-- Start of AVAILABLE DATA --
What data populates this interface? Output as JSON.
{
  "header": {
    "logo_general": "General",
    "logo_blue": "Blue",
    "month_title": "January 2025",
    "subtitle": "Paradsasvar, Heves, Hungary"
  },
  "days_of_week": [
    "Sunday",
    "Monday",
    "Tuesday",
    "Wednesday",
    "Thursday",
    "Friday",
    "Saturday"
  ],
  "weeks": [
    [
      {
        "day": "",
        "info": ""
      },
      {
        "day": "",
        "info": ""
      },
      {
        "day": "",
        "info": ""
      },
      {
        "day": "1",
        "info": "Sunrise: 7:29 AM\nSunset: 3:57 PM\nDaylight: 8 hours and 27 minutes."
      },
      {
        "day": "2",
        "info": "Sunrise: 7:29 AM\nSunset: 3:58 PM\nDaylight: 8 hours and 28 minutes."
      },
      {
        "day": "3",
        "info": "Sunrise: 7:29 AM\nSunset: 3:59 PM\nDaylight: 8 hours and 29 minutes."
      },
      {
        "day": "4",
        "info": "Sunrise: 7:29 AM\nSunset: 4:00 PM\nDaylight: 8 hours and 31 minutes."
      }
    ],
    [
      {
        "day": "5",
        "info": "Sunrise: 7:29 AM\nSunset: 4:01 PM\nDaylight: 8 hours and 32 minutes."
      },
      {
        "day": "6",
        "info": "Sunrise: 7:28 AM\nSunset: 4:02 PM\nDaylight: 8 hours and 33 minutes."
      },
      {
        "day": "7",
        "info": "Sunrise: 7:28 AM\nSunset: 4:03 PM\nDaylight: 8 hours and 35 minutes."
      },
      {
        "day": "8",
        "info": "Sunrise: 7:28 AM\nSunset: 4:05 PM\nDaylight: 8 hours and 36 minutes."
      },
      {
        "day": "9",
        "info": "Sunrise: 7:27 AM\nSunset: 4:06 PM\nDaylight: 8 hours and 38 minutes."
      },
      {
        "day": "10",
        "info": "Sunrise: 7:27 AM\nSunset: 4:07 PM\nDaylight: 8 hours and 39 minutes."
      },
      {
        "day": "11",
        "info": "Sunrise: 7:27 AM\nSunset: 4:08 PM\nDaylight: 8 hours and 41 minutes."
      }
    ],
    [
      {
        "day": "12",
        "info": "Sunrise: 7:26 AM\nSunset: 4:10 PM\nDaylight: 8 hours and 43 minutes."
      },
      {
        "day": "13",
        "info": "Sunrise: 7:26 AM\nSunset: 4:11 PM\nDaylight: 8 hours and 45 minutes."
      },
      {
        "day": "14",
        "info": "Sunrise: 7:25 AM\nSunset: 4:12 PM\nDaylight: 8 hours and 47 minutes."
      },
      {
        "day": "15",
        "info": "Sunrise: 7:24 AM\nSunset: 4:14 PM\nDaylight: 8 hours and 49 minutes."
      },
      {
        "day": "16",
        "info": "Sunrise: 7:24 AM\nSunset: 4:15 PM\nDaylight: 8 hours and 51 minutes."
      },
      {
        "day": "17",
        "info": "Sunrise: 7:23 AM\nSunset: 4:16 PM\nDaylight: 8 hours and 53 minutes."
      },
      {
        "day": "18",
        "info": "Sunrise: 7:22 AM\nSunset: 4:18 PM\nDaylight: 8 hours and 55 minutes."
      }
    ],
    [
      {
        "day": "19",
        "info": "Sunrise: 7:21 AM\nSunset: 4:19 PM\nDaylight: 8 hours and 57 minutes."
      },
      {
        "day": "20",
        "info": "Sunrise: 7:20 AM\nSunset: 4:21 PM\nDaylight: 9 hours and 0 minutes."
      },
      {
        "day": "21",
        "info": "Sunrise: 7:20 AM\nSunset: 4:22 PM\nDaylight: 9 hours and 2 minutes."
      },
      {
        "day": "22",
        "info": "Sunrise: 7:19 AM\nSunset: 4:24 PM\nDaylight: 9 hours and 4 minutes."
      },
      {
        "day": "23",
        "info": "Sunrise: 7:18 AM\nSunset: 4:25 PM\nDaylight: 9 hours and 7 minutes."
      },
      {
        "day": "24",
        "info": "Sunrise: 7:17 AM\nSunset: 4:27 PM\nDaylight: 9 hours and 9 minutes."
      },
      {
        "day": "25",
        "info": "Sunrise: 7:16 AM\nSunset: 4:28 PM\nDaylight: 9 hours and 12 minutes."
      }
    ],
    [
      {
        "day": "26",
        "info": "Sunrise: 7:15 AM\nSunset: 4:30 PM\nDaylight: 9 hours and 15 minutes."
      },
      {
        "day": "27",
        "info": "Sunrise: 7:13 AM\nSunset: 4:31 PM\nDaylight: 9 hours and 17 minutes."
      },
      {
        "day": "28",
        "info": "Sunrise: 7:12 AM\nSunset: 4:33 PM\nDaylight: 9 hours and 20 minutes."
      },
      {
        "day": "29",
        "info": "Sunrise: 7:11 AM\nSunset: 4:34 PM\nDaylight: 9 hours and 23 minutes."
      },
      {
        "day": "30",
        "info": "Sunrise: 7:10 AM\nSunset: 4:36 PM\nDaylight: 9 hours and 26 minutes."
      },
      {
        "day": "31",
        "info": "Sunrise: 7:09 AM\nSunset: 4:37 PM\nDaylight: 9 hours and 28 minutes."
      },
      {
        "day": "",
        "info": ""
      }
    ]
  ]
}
-- End of AVAILABLE DATA --
REQUIRED TASK
Set down all of the entries exactly, please.

TASK RESPONSE
What data populates this interface? Output as JSON.
{
  "header": {
    "logo_general": "General",
    "logo_blue": "Blue",
    "month_title": "January 2025",
    "subtitle": "Paradsasvar, Heves, Hungary"
  },
  "days_of_week": [
    "Sunday",
    "Monday",
    "Tuesday",
    "Wednesday",
    "Thursday",
    "Friday",
    "Saturday"
  ],
  "weeks": [
    [
      {
        "day": "",
        "info": ""
      },
      {
        "day": "",
        "info": ""
      },
      {
        "day": "",
        "info": ""
      },
      {
        "day": "1",
        "info": "Sunrise: 7:29 AM\nSunset: 3:57 PM\nDaylight: 8 hours and 27 minutes."
      },
      {
        "day": "2",
        "info": "Sunrise: 7:29 AM\nSunset: 3:58 PM\nDaylight: 8 hours and 28 minutes."
      },
      {
        "day": "3",
        "info": "Sunrise: 7:29 AM\nSunset: 3:59 PM\nDaylight: 8 hours and 29 minutes."
      },
      {
        "day": "4",
        "info": "Sunrise: 7:29 AM\nSunset: 4:00 PM\nDaylight: 8 hours and 31 minutes."
      }
    ],
    [
      {
        "day": "5",
        "info": "Sunrise: 7:29 AM\nSunset: 4:01 PM\nDaylight: 8 hours and 32 minutes."
      },
      {
        "day": "6",
        "info": "Sunrise: 7:28 AM\nSunset: 4:02 PM\nDaylight: 8 hours and 33 minutes."
      },
      {
        "day": "7",
        "info": "Sunrise: 7:28 AM\nSunset: 4:03 PM\nDaylight: 8 hours and 35 minutes."
      },
      {
        "day": "8",
        "info": "Sunrise: 7:28 AM\nSunset: 4:05 PM\nDaylight: 8 hours and 36 minutes."
      },
      {
        "day": "9",
        "info": "Sunrise: 7:27 AM\nSunset: 4:06 PM\nDaylight: 8 hours and 38 minutes."
      },
      {
        "day": "10",
        "info": "Sunrise: 7:27 AM\nSunset: 4:07 PM\nDaylight: 8 hours and 39 minutes."
      },
      {
        "day": "11",
        "info": "Sunrise: 7:27 AM\nSunset: 4:08 PM\nDaylight: 8 hours and 41 minutes."
      }
    ],
    [
      {
        "day": "12",
        "info": "Sunrise: 7:26 AM\nSunset: 4:10 PM\nDaylight: 8 hours and 43 minutes."
      },
      {
        "day": "13",
        "info": "Sunrise: 7:26 AM\nSunset: 4:11 PM\nDaylight: 8 hours and 45 minutes."
      },
      {
        "day": "14",
        "info": "Sunrise: 7:25 AM\nSunset: 4:12 PM\nDaylight: 8 hours and 47 minutes."
      },
      {
        "day": "15",
        "info": "Sunrise: 7:24 AM\nSunset: 4:14 PM\nDaylight: 8 hours and 49 minutes."
      },
      {
        "day": "16",
        "info": "Sunrise: 7:24 AM\nSunset: 4:15 PM\nDaylight: 8 hours and 51 minutes."
      },
      {
        "day": "17",
        "info": "Sunrise: 7:23 AM\nSunset: 4:16 PM\nDaylight: 8 hours and 53 minutes."
      },
      {
        "day": "18",
        "info": "Sunrise: 7:22 AM\nSunset: 4:18 PM\nDaylight: 8 hours and 55 minutes."
      }
    ],
    [
      {
        "day": "19",
        "info": "Sunrise: 7:21 AM\nSunset: 4:19 PM\nDaylight: 8 hours and 57 minutes."
      },
      {
        "day": "20",
        "info": "Sunrise: 7:20 AM\nSunset: 4:21 PM\nDaylight: 9 hours and 0 minutes."
      },
      {
        "day": "21",
        "info": "Sunrise: 7:20 AM\nSunset: 4:22 PM\nDaylight: 9 hours and 2 minutes."
      },
      {
        "day": "22",
        "info": "Sunrise: 7:19 AM\nSunset: 4:24 PM\nDaylight: 9 hours and 4 minutes."
      },
      {
        "day": "23",
        "info": "Sunrise: 7:18 AM\nSunset: 4:25 PM\nDaylight: 9 hours and 7 minutes."
      },
      {
        "day": "24",
        "info": "Sunrise: 7:17 AM\nSunset: 4:27 PM\nDaylight: 9 hours and 9 minutes."
      },
      {
        "day": "25",
        "info": "Sunrise: 7:16 AM\nSunset: 4:28 PM\nDaylight: 9 hours and 12 minutes."
      }
    ],
    [
      {
        "day": "26",
        "info": "Sunrise: 7:15 AM\nSunset: 4:30 PM\nDaylight: 9 hours and 15 minutes."
      },
      {
        "day": "27",
        "info": "Sunrise: 7:13 AM\nSunset: 4:31 PM\nDaylight: 9 hours and 17 minutes."
      },
      {
        "day": "28",
        "info": "Sunrise: 7:12 AM\nSunset: 4:33 PM\nDaylight: 9 hours and 20 minutes."
      },
      {
        "day": "29",
        "info": "Sunrise: 7:11 AM\nSunset: 4:34 PM\nDaylight: 9 hours and 23 minutes."
      },
      {
        "day": "30",
        "info": "Sunrise: 7:10 AM\nSunset: 4:36 PM\nDaylight: 9 hours and 26 minutes."
      },
      {
        "day": "31",
        "info": "Sunrise: 7:09 AM\nSunset: 4:37 PM\nDaylight: 9 hours and 28 minutes."
      },
      {
        "day": "",
        "info": ""
      }
    ]
  ]
}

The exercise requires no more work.